**THE TASK:** This exercise calls for the data below to be retyped exactly, minus any images.

-------- DATA TO PROCESS --------

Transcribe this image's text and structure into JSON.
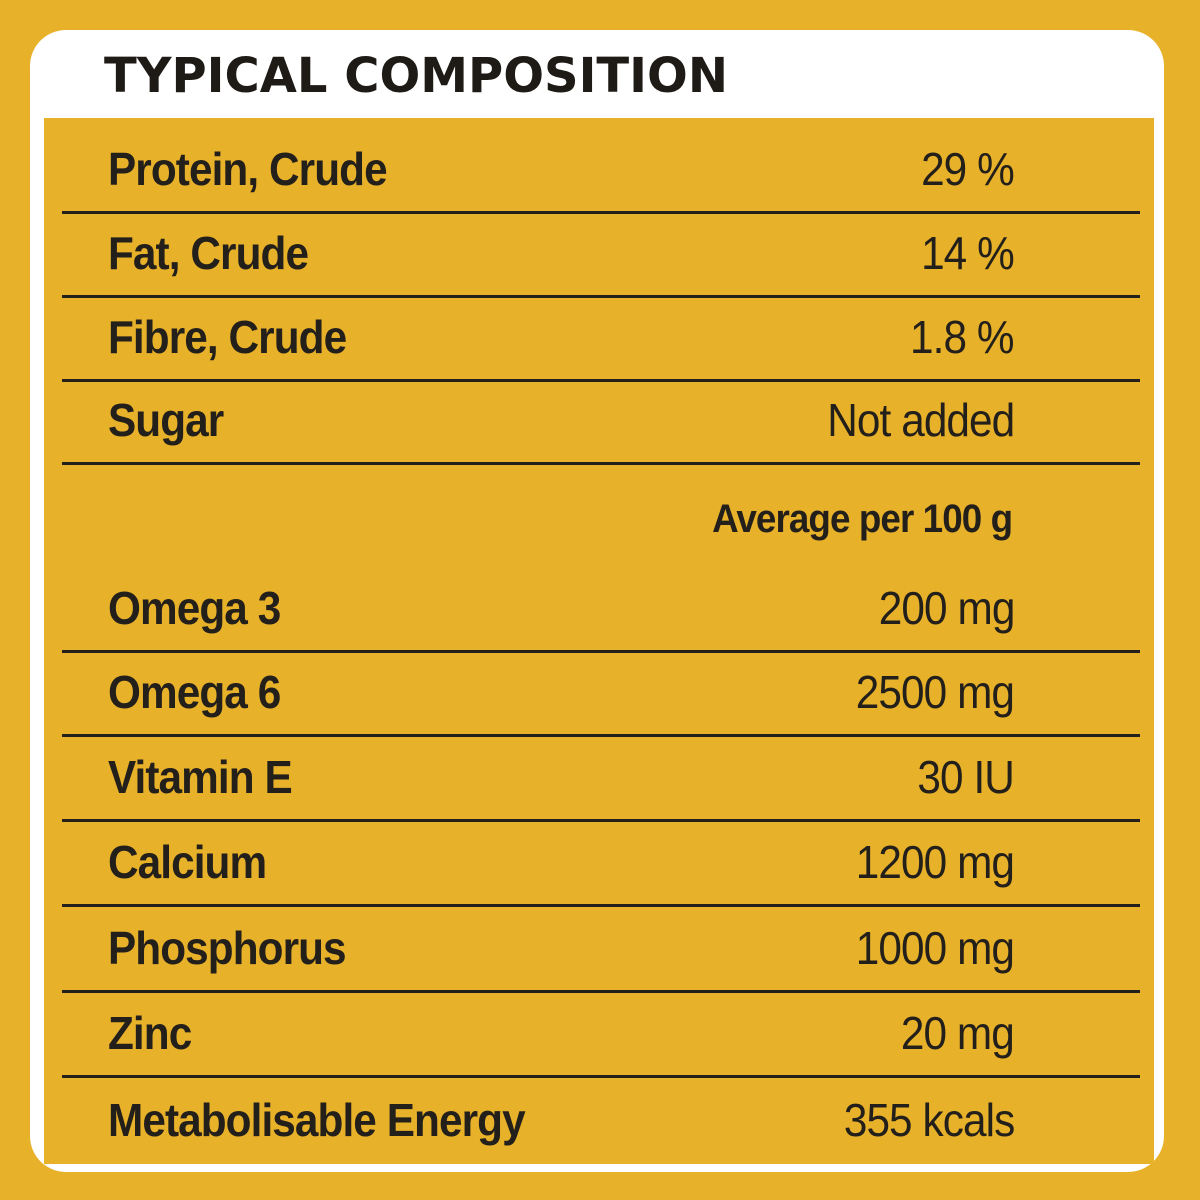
{
  "title": "TYPICAL COMPOSITION",
  "table": {
    "rows_top": [
      {
        "label": "Protein, Crude",
        "value": "29 %"
      },
      {
        "label": "Fat, Crude",
        "value": "14 %"
      },
      {
        "label": "Fibre, Crude",
        "value": "1.8 %"
      },
      {
        "label": "Sugar",
        "value": "Not added"
      }
    ],
    "subheader": "Average per 100 g",
    "rows_bottom": [
      {
        "label": "Omega 3",
        "value": "200 mg"
      },
      {
        "label": "Omega 6",
        "value": "2500 mg"
      },
      {
        "label": "Vitamin E",
        "value": "30 IU"
      },
      {
        "label": "Calcium",
        "value": "1200 mg"
      },
      {
        "label": "Phosphorus",
        "value": "1000 mg"
      },
      {
        "label": "Zinc",
        "value": "20 mg"
      },
      {
        "label": "Metabolisable Energy",
        "value": "355 kcals"
      }
    ]
  },
  "colors": {
    "background": "#e8b12a",
    "panel": "#ffffff",
    "text": "#231f1a"
  }
}
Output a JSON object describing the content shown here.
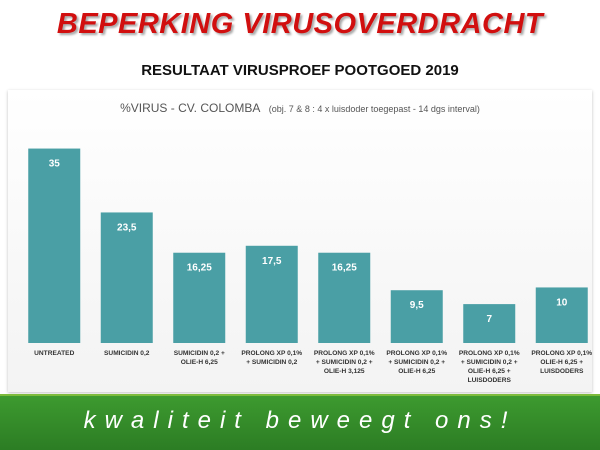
{
  "header": {
    "title": "BEPERKING VIRUSOVERDRACHT",
    "subtitle": "RESULTAAT VIRUSPROEF POOTGOED 2019"
  },
  "footer": {
    "slogan": "kwaliteit beweegt ons!"
  },
  "colors": {
    "title": "#d10f0f",
    "bar": "#4a9fa5",
    "footer_green": "#3d9a2f"
  },
  "chart_data": {
    "type": "bar",
    "title": "%VIRUS - CV. COLOMBA",
    "title_note": "(obj. 7 & 8 : 4 x luisdoder toegepast - 14 dgs interval)",
    "xlabel": "",
    "ylabel": "",
    "ylim": [
      0,
      36
    ],
    "grid": false,
    "categories": [
      [
        "UNTREATED"
      ],
      [
        "SUMICIDIN 0,2"
      ],
      [
        "SUMICIDIN 0,2 +",
        "OLIE-H 6,25"
      ],
      [
        "PROLONG XP 0,1%",
        "+ SUMICIDIN 0,2"
      ],
      [
        "PROLONG XP 0,1%",
        "+ SUMICIDIN 0,2 +",
        "OLIE-H 3,125"
      ],
      [
        "PROLONG XP 0,1%",
        "+ SUMICIDIN 0,2 +",
        "OLIE-H 6,25"
      ],
      [
        "PROLONG XP 0,1%",
        "+ SUMICIDIN 0,2 +",
        "OLIE-H 6,25 +",
        "LUISDODERS"
      ],
      [
        "PROLONG XP 0,1%",
        "OLIE-H 6,25 +",
        "LUISDODERS"
      ]
    ],
    "values": [
      35,
      23.5,
      16.25,
      17.5,
      16.25,
      9.5,
      7,
      10
    ],
    "value_labels": [
      "35",
      "23,5",
      "16,25",
      "17,5",
      "16,25",
      "9,5",
      "7",
      "10"
    ]
  }
}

--------

**YOUR SOLUTION:**
Transcribe this image's text and structure into JSON.
{
  "title": "TYPICAL COMPOSITION",
  "table": {
    "rows_top": [
      {
        "label": "Protein, Crude",
        "value": "29 %"
      },
      {
        "label": "Fat, Crude",
        "value": "14 %"
      },
      {
        "label": "Fibre, Crude",
        "value": "1.8 %"
      },
      {
        "label": "Sugar",
        "value": "Not added"
      }
    ],
    "subheader": "Average per 100 g",
    "rows_bottom": [
      {
        "label": "Omega 3",
        "value": "200 mg"
      },
      {
        "label": "Omega 6",
        "value": "2500 mg"
      },
      {
        "label": "Vitamin E",
        "value": "30 IU"
      },
      {
        "label": "Calcium",
        "value": "1200 mg"
      },
      {
        "label": "Phosphorus",
        "value": "1000 mg"
      },
      {
        "label": "Zinc",
        "value": "20 mg"
      },
      {
        "label": "Metabolisable Energy",
        "value": "355 kcals"
      }
    ]
  },
  "colors": {
    "background": "#e8b12a",
    "panel": "#ffffff",
    "text": "#231f1a"
  }
}
Output a JSON object describing the content shown here.
{
  "header": {
    "title": "BEPERKING VIRUSOVERDRACHT",
    "subtitle": "RESULTAAT VIRUSPROEF POOTGOED 2019"
  },
  "footer": {
    "slogan": "kwaliteit beweegt ons!"
  },
  "colors": {
    "title": "#d10f0f",
    "bar": "#4a9fa5",
    "footer_green": "#3d9a2f"
  },
  "chart_data": {
    "type": "bar",
    "title": "%VIRUS - CV. COLOMBA",
    "title_note": "(obj. 7 & 8 : 4 x luisdoder toegepast - 14 dgs interval)",
    "xlabel": "",
    "ylabel": "",
    "ylim": [
      0,
      36
    ],
    "grid": false,
    "categories": [
      [
        "UNTREATED"
      ],
      [
        "SUMICIDIN 0,2"
      ],
      [
        "SUMICIDIN 0,2 +",
        "OLIE-H 6,25"
      ],
      [
        "PROLONG XP 0,1%",
        "+ SUMICIDIN 0,2"
      ],
      [
        "PROLONG XP 0,1%",
        "+ SUMICIDIN 0,2 +",
        "OLIE-H 3,125"
      ],
      [
        "PROLONG XP 0,1%",
        "+ SUMICIDIN 0,2 +",
        "OLIE-H 6,25"
      ],
      [
        "PROLONG XP 0,1%",
        "+ SUMICIDIN 0,2 +",
        "OLIE-H 6,25 +",
        "LUISDODERS"
      ],
      [
        "PROLONG XP 0,1%",
        "OLIE-H 6,25 +",
        "LUISDODERS"
      ]
    ],
    "values": [
      35,
      23.5,
      16.25,
      17.5,
      16.25,
      9.5,
      7,
      10
    ],
    "value_labels": [
      "35",
      "23,5",
      "16,25",
      "17,5",
      "16,25",
      "9,5",
      "7",
      "10"
    ]
  }
}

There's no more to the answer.